--- begin SUPPLIED DATA ---
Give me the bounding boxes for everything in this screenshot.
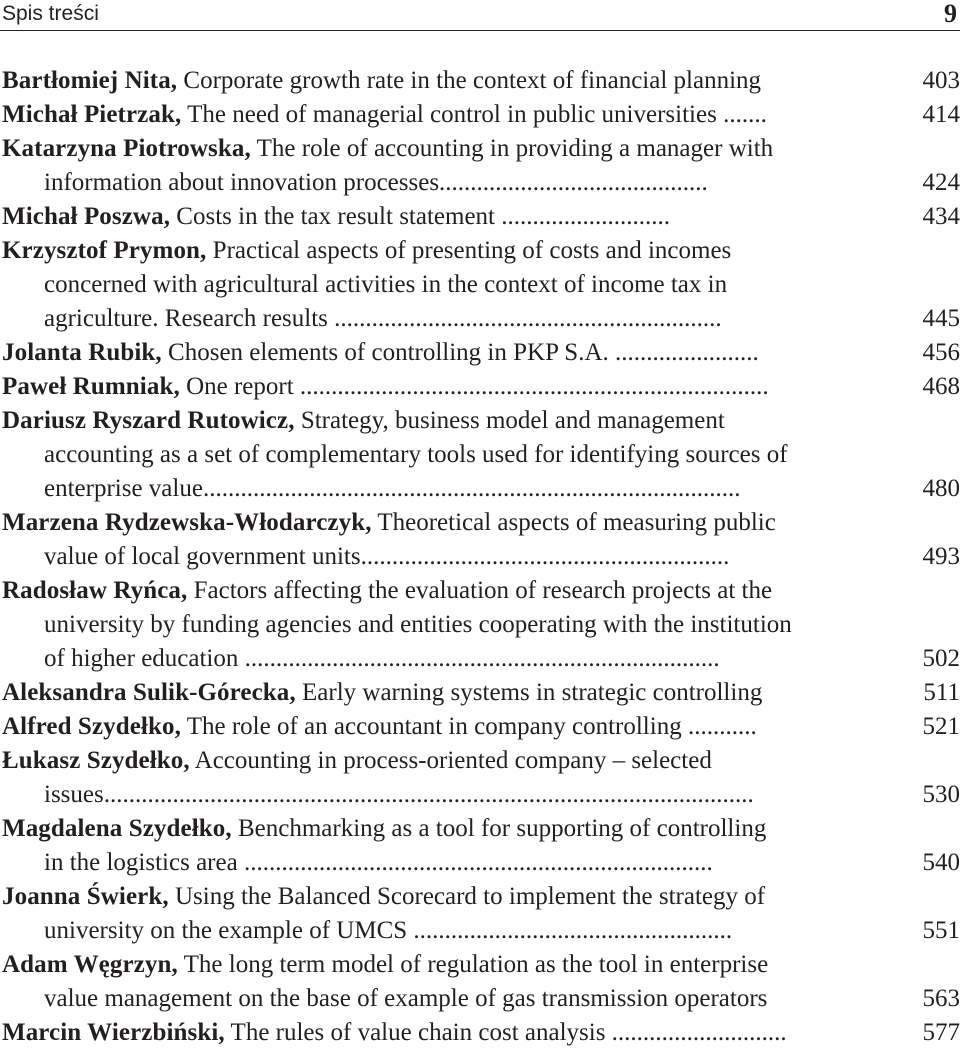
toc-page-number: 563 [922, 985, 960, 1012]
toc-title-text: The role of accounting in providing a manager with [250, 135, 774, 162]
toc-title-text: accounting as a set of complementary tools used for identifying sources of [44, 441, 788, 468]
toc-page-number: 540 [922, 849, 960, 876]
toc-entry-line [2, 438, 888, 472]
toc-entry-line [2, 370, 888, 404]
toc-entry-line [2, 744, 888, 778]
toc-author: Aleksandra Sulik-Górecka, [2, 679, 296, 706]
toc-title-text: university by funding agencies and entities cooperating with the institution [44, 611, 792, 638]
toc-entry[interactable] [2, 710, 960, 744]
toc-entry[interactable] [2, 880, 960, 948]
toc-page-number: 424 [922, 169, 960, 196]
toc-author: Michał Poszwa, [2, 203, 171, 230]
toc-title-text: value management on the base of example of gas transmission operators [44, 985, 768, 1012]
toc-entry-line [2, 268, 888, 302]
toc-page-number: 456 [922, 339, 960, 366]
toc-page-number: 414 [922, 101, 960, 128]
toc-title-text: university on the example of UMCS ................................................... [44, 917, 733, 944]
toc-entry[interactable] [2, 506, 960, 574]
header-page-number: 9 [944, 0, 957, 28]
toc-entry-line [2, 404, 888, 438]
toc-title-text: Corporate growth rate in the context of financial planning [177, 67, 762, 94]
toc-title-text: One report ........................................................................... [179, 373, 769, 400]
toc-entry-line [2, 676, 888, 710]
toc-entry-line [2, 336, 888, 370]
toc-entry[interactable] [2, 574, 960, 676]
toc-entry-line [2, 540, 888, 574]
toc-entry-line [2, 710, 888, 744]
toc-entry-line [2, 846, 888, 880]
toc-author: Jolanta Rubik, [2, 339, 162, 366]
toc-entry-line [2, 574, 888, 608]
toc-title-text: Accounting in process-oriented company – selected [189, 747, 712, 774]
toc-author: Dariusz Ryszard Rutowicz, [2, 407, 295, 434]
toc-title-text: in the logistics area ........................................................................... [44, 849, 713, 876]
toc-page-number: 434 [922, 203, 960, 230]
table-of-contents [2, 64, 960, 1050]
toc-entry-line [2, 948, 888, 982]
toc-page-number: 521 [922, 713, 960, 740]
toc-author: Michał Pietrzak, [2, 101, 182, 128]
toc-title-text: of higher education ............................................................................ [44, 645, 720, 672]
toc-page-number: 551 [922, 917, 960, 944]
toc-entry-line [2, 812, 888, 846]
toc-title-text: Benchmarking as a tool for supporting of controlling [231, 815, 767, 842]
toc-entry-line [2, 982, 888, 1016]
toc-entry[interactable] [2, 404, 960, 506]
toc-entry[interactable] [2, 370, 960, 404]
toc-author: Marcin Wierzbiński, [2, 1019, 225, 1046]
toc-entry[interactable] [2, 200, 960, 234]
toc-title-text: Early warning systems in strategic controlling [295, 679, 763, 706]
toc-title-text: The rules of value chain cost analysis ............................ [224, 1019, 787, 1046]
toc-title-text: The need of managerial control in public universities ....... [181, 101, 767, 128]
toc-page-number: 403 [922, 67, 960, 94]
toc-page-number: 480 [922, 475, 960, 502]
toc-title-text: value of local government units........................................................... [44, 543, 730, 570]
toc-title-text: agriculture. Research results .............................................................. [44, 305, 722, 332]
toc-entry[interactable] [2, 812, 960, 880]
header-title: Spis treści [2, 2, 99, 25]
toc-entry-line [2, 608, 888, 642]
toc-page-number: 502 [922, 645, 960, 672]
toc-entry[interactable] [2, 98, 960, 132]
toc-title-text: The role of an accountant in company controlling ........... [180, 713, 757, 740]
toc-entry-line [2, 234, 888, 268]
toc-author: Marzena Rydzewska-Włodarczyk, [2, 509, 372, 536]
toc-title-text: concerned with agricultural activities in the context of income tax in [44, 271, 728, 298]
toc-entry-line [2, 302, 888, 336]
toc-author: Krzysztof Prymon, [2, 237, 207, 264]
toc-entry-line [2, 1016, 888, 1050]
toc-title-text: The long term model of regulation as the tool in enterprise [177, 951, 769, 978]
toc-author: Radosław Ryńca, [2, 577, 188, 604]
toc-entry-line [2, 642, 888, 676]
toc-title-text: Costs in the tax result statement ........................... [170, 203, 670, 230]
toc-page-number: 445 [922, 305, 960, 332]
toc-author: Katarzyna Piotrowska, [2, 135, 251, 162]
toc-page-number: 468 [922, 373, 960, 400]
running-header [0, 0, 960, 31]
toc-entry-line [2, 98, 888, 132]
toc-entry-line [2, 64, 888, 98]
toc-title-text: enterprise value...................................................................................... [44, 475, 741, 502]
toc-entry-line [2, 914, 888, 948]
toc-entry-line [2, 778, 888, 812]
toc-entry-line [2, 132, 888, 166]
toc-title-text: issues........................................................................................................ [44, 781, 754, 808]
toc-entry-line [2, 472, 888, 506]
toc-page-number: 530 [922, 781, 960, 808]
toc-entry[interactable] [2, 744, 960, 812]
toc-entry[interactable] [2, 676, 960, 710]
toc-entry-line [2, 506, 888, 540]
toc-title-text: Chosen elements of controlling in PKP S.A. ....................... [161, 339, 759, 366]
toc-author: Bartłomiej Nita, [2, 67, 178, 94]
toc-author: Łukasz Szydełko, [2, 747, 190, 774]
toc-author: Paweł Rumniak, [2, 373, 180, 400]
toc-page-number: 493 [922, 543, 960, 570]
toc-page-number: 577 [922, 1019, 960, 1046]
toc-entry-line [2, 200, 888, 234]
toc-title-text: information about innovation processes........................................... [44, 169, 708, 196]
toc-title-text: Strategy, business model and management [294, 407, 725, 434]
toc-entry[interactable] [2, 64, 960, 98]
toc-title-text: Practical aspects of presenting of costs and incomes [206, 237, 732, 264]
toc-entry[interactable] [2, 948, 960, 1016]
toc-entry-line [2, 880, 888, 914]
toc-page-number: 511 [923, 679, 960, 706]
toc-author: Joanna Świerk, [2, 883, 169, 910]
toc-author: Adam Węgrzyn, [2, 951, 178, 978]
toc-entry[interactable] [2, 336, 960, 370]
toc-entry[interactable] [2, 234, 960, 336]
toc-entry[interactable] [2, 132, 960, 200]
toc-entry[interactable] [2, 1016, 960, 1050]
toc-author: Alfred Szydełko, [2, 713, 181, 740]
toc-entry-line [2, 166, 888, 200]
toc-title-text: Using the Balanced Scorecard to implement the strategy of [168, 883, 766, 910]
toc-title-text: Factors affecting the evaluation of research projects at the [187, 577, 773, 604]
toc-author: Magdalena Szydełko, [2, 815, 232, 842]
toc-title-text: Theoretical aspects of measuring public [371, 509, 776, 536]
--- end SUPPLIED DATA ---
■ **STATED PROBLEM**
Repeat every line of the records above word for word, leaving out the pictures.

■ **OUTPUT OF THE TASK**
Give me the bounding boxes for everything in this screenshot.
toc-page-number: 563 [922, 985, 960, 1012]
toc-title-text: The role of accounting in providing a manager with [250, 135, 774, 162]
toc-title-text: accounting as a set of complementary tools used for identifying sources of [44, 441, 788, 468]
toc-page-number: 540 [922, 849, 960, 876]
toc-entry-line [2, 438, 888, 472]
toc-entry-line [2, 370, 888, 404]
toc-entry-line [2, 744, 888, 778]
toc-author: Aleksandra Sulik-Górecka, [2, 679, 296, 706]
toc-title-text: university by funding agencies and entities cooperating with the institution [44, 611, 792, 638]
toc-entry[interactable] [2, 710, 960, 744]
toc-entry[interactable] [2, 880, 960, 948]
toc-page-number: 424 [922, 169, 960, 196]
toc-author: Michał Poszwa, [2, 203, 171, 230]
toc-title-text: value management on the base of example of gas transmission operators [44, 985, 768, 1012]
toc-entry-line [2, 268, 888, 302]
toc-page-number: 456 [922, 339, 960, 366]
toc-page-number: 414 [922, 101, 960, 128]
toc-title-text: university on the example of UMCS ................................................... [44, 917, 733, 944]
toc-entry[interactable] [2, 506, 960, 574]
header-page-number: 9 [944, 0, 957, 28]
toc-entry-line [2, 404, 888, 438]
toc-title-text: Corporate growth rate in the context of financial planning [177, 67, 762, 94]
toc-title-text: One report ........................................................................... [179, 373, 769, 400]
toc-entry-line [2, 676, 888, 710]
toc-entry-line [2, 336, 888, 370]
toc-entry[interactable] [2, 574, 960, 676]
toc-entry-line [2, 540, 888, 574]
toc-entry-line [2, 710, 888, 744]
toc-entry-line [2, 846, 888, 880]
toc-author: Jolanta Rubik, [2, 339, 162, 366]
toc-entry-line [2, 574, 888, 608]
toc-title-text: Accounting in process-oriented company – selected [189, 747, 712, 774]
toc-author: Dariusz Ryszard Rutowicz, [2, 407, 295, 434]
toc-title-text: in the logistics area ........................................................................... [44, 849, 713, 876]
toc-page-number: 434 [922, 203, 960, 230]
table-of-contents [2, 64, 960, 1050]
toc-entry-line [2, 948, 888, 982]
toc-page-number: 521 [922, 713, 960, 740]
toc-author: Michał Pietrzak, [2, 101, 182, 128]
toc-title-text: of higher education ............................................................................ [44, 645, 720, 672]
toc-page-number: 551 [922, 917, 960, 944]
toc-entry-line [2, 812, 888, 846]
toc-title-text: Benchmarking as a tool for supporting of controlling [231, 815, 767, 842]
toc-entry-line [2, 982, 888, 1016]
toc-entry[interactable] [2, 404, 960, 506]
toc-entry[interactable] [2, 370, 960, 404]
toc-author: Marcin Wierzbiński, [2, 1019, 225, 1046]
toc-entry[interactable] [2, 200, 960, 234]
toc-title-text: Early warning systems in strategic controlling [295, 679, 763, 706]
toc-title-text: The rules of value chain cost analysis ............................ [224, 1019, 787, 1046]
toc-title-text: The need of managerial control in public universities ....... [181, 101, 767, 128]
toc-page-number: 403 [922, 67, 960, 94]
toc-page-number: 480 [922, 475, 960, 502]
toc-title-text: value of local government units........................................................... [44, 543, 730, 570]
toc-title-text: agriculture. Research results .............................................................. [44, 305, 722, 332]
toc-entry[interactable] [2, 812, 960, 880]
header-title: Spis treści [2, 2, 99, 25]
toc-entry-line [2, 608, 888, 642]
toc-page-number: 502 [922, 645, 960, 672]
toc-entry[interactable] [2, 98, 960, 132]
toc-title-text: The role of an accountant in company controlling ........... [180, 713, 757, 740]
toc-entry-line [2, 234, 888, 268]
toc-author: Marzena Rydzewska-Włodarczyk, [2, 509, 372, 536]
toc-title-text: concerned with agricultural activities in the context of income tax in [44, 271, 728, 298]
toc-entry-line [2, 302, 888, 336]
toc-author: Krzysztof Prymon, [2, 237, 207, 264]
toc-entry-line [2, 1016, 888, 1050]
toc-title-text: The long term model of regulation as the tool in enterprise [177, 951, 769, 978]
toc-author: Radosław Ryńca, [2, 577, 188, 604]
toc-entry-line [2, 642, 888, 676]
toc-title-text: Costs in the tax result statement ........................... [170, 203, 670, 230]
toc-page-number: 445 [922, 305, 960, 332]
toc-author: Katarzyna Piotrowska, [2, 135, 251, 162]
toc-page-number: 468 [922, 373, 960, 400]
running-header [0, 0, 960, 31]
toc-entry-line [2, 98, 888, 132]
toc-entry-line [2, 64, 888, 98]
toc-title-text: enterprise value...................................................................................... [44, 475, 741, 502]
toc-entry-line [2, 914, 888, 948]
toc-entry-line [2, 778, 888, 812]
toc-entry-line [2, 132, 888, 166]
toc-title-text: issues........................................................................................................ [44, 781, 754, 808]
toc-entry-line [2, 472, 888, 506]
toc-page-number: 530 [922, 781, 960, 808]
toc-entry[interactable] [2, 744, 960, 812]
toc-entry[interactable] [2, 676, 960, 710]
toc-entry-line [2, 506, 888, 540]
toc-title-text: Chosen elements of controlling in PKP S.A. ....................... [161, 339, 759, 366]
toc-author: Bartłomiej Nita, [2, 67, 178, 94]
toc-author: Łukasz Szydełko, [2, 747, 190, 774]
toc-author: Paweł Rumniak, [2, 373, 180, 400]
toc-page-number: 493 [922, 543, 960, 570]
toc-page-number: 577 [922, 1019, 960, 1046]
toc-entry-line [2, 200, 888, 234]
toc-title-text: information about innovation processes........................................... [44, 169, 708, 196]
toc-title-text: Strategy, business model and management [294, 407, 725, 434]
toc-entry[interactable] [2, 64, 960, 98]
toc-title-text: Practical aspects of presenting of costs and incomes [206, 237, 732, 264]
toc-entry[interactable] [2, 948, 960, 1016]
toc-entry-line [2, 880, 888, 914]
toc-page-number: 511 [923, 679, 960, 706]
toc-author: Joanna Świerk, [2, 883, 169, 910]
toc-author: Adam Węgrzyn, [2, 951, 178, 978]
toc-entry[interactable] [2, 336, 960, 370]
toc-entry[interactable] [2, 234, 960, 336]
toc-entry[interactable] [2, 132, 960, 200]
toc-entry[interactable] [2, 1016, 960, 1050]
toc-author: Alfred Szydełko, [2, 713, 181, 740]
toc-entry-line [2, 166, 888, 200]
toc-title-text: Using the Balanced Scorecard to implement the strategy of [168, 883, 766, 910]
toc-title-text: Factors affecting the evaluation of research projects at the [187, 577, 773, 604]
toc-author: Magdalena Szydełko, [2, 815, 232, 842]
toc-title-text: Theoretical aspects of measuring public [371, 509, 776, 536]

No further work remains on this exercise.